── RECORDS FOR THIS EXERCISE ──
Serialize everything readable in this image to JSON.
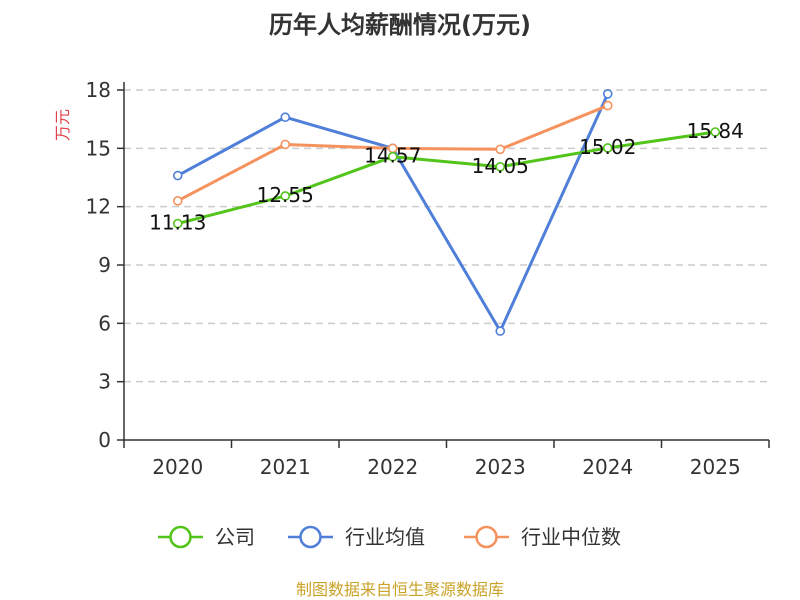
{
  "chart_data": {
    "type": "line",
    "title": "历年人均薪酬情况(万元)",
    "ylabel": "万元",
    "xlabel": "",
    "categories": [
      "2020",
      "2021",
      "2022",
      "2023",
      "2024",
      "2025"
    ],
    "ylim": [
      0,
      18
    ],
    "yticks": [
      0,
      3,
      6,
      9,
      12,
      15,
      18
    ],
    "grid": true,
    "legend_position": "bottom",
    "series": [
      {
        "name": "公司",
        "color": "#52c41a",
        "values": [
          11.13,
          12.55,
          14.57,
          14.05,
          15.02,
          15.84
        ],
        "labels": [
          "11.13",
          "12.55",
          "14.57",
          "14.05",
          "15.02",
          "15.84"
        ]
      },
      {
        "name": "行业均值",
        "color": "#4f7fd9",
        "values": [
          13.6,
          16.6,
          15.0,
          5.6,
          17.8,
          null
        ]
      },
      {
        "name": "行业中位数",
        "color": "#f5925e",
        "values": [
          12.3,
          15.2,
          15.0,
          14.95,
          17.2,
          null
        ]
      }
    ],
    "source": "制图数据来自恒生聚源数据库"
  },
  "colors": {
    "axis": "#333333",
    "grid": "#cccccc",
    "ylabel": "#e0414a",
    "source": "#c9a227"
  }
}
───
*OBJECTIVE*:
Omit the pictures and restate the rest of the records verbatim.

*WRITTEN RESPONSE*:
Serialize everything readable in this image to JSON.
{
  "chart_data": {
    "type": "line",
    "title": "历年人均薪酬情况(万元)",
    "ylabel": "万元",
    "xlabel": "",
    "categories": [
      "2020",
      "2021",
      "2022",
      "2023",
      "2024",
      "2025"
    ],
    "ylim": [
      0,
      18
    ],
    "yticks": [
      0,
      3,
      6,
      9,
      12,
      15,
      18
    ],
    "grid": true,
    "legend_position": "bottom",
    "series": [
      {
        "name": "公司",
        "color": "#52c41a",
        "values": [
          11.13,
          12.55,
          14.57,
          14.05,
          15.02,
          15.84
        ],
        "labels": [
          "11.13",
          "12.55",
          "14.57",
          "14.05",
          "15.02",
          "15.84"
        ]
      },
      {
        "name": "行业均值",
        "color": "#4f7fd9",
        "values": [
          13.6,
          16.6,
          15.0,
          5.6,
          17.8,
          null
        ]
      },
      {
        "name": "行业中位数",
        "color": "#f5925e",
        "values": [
          12.3,
          15.2,
          15.0,
          14.95,
          17.2,
          null
        ]
      }
    ],
    "source": "制图数据来自恒生聚源数据库"
  },
  "colors": {
    "axis": "#333333",
    "grid": "#cccccc",
    "ylabel": "#e0414a",
    "source": "#c9a227"
  }
}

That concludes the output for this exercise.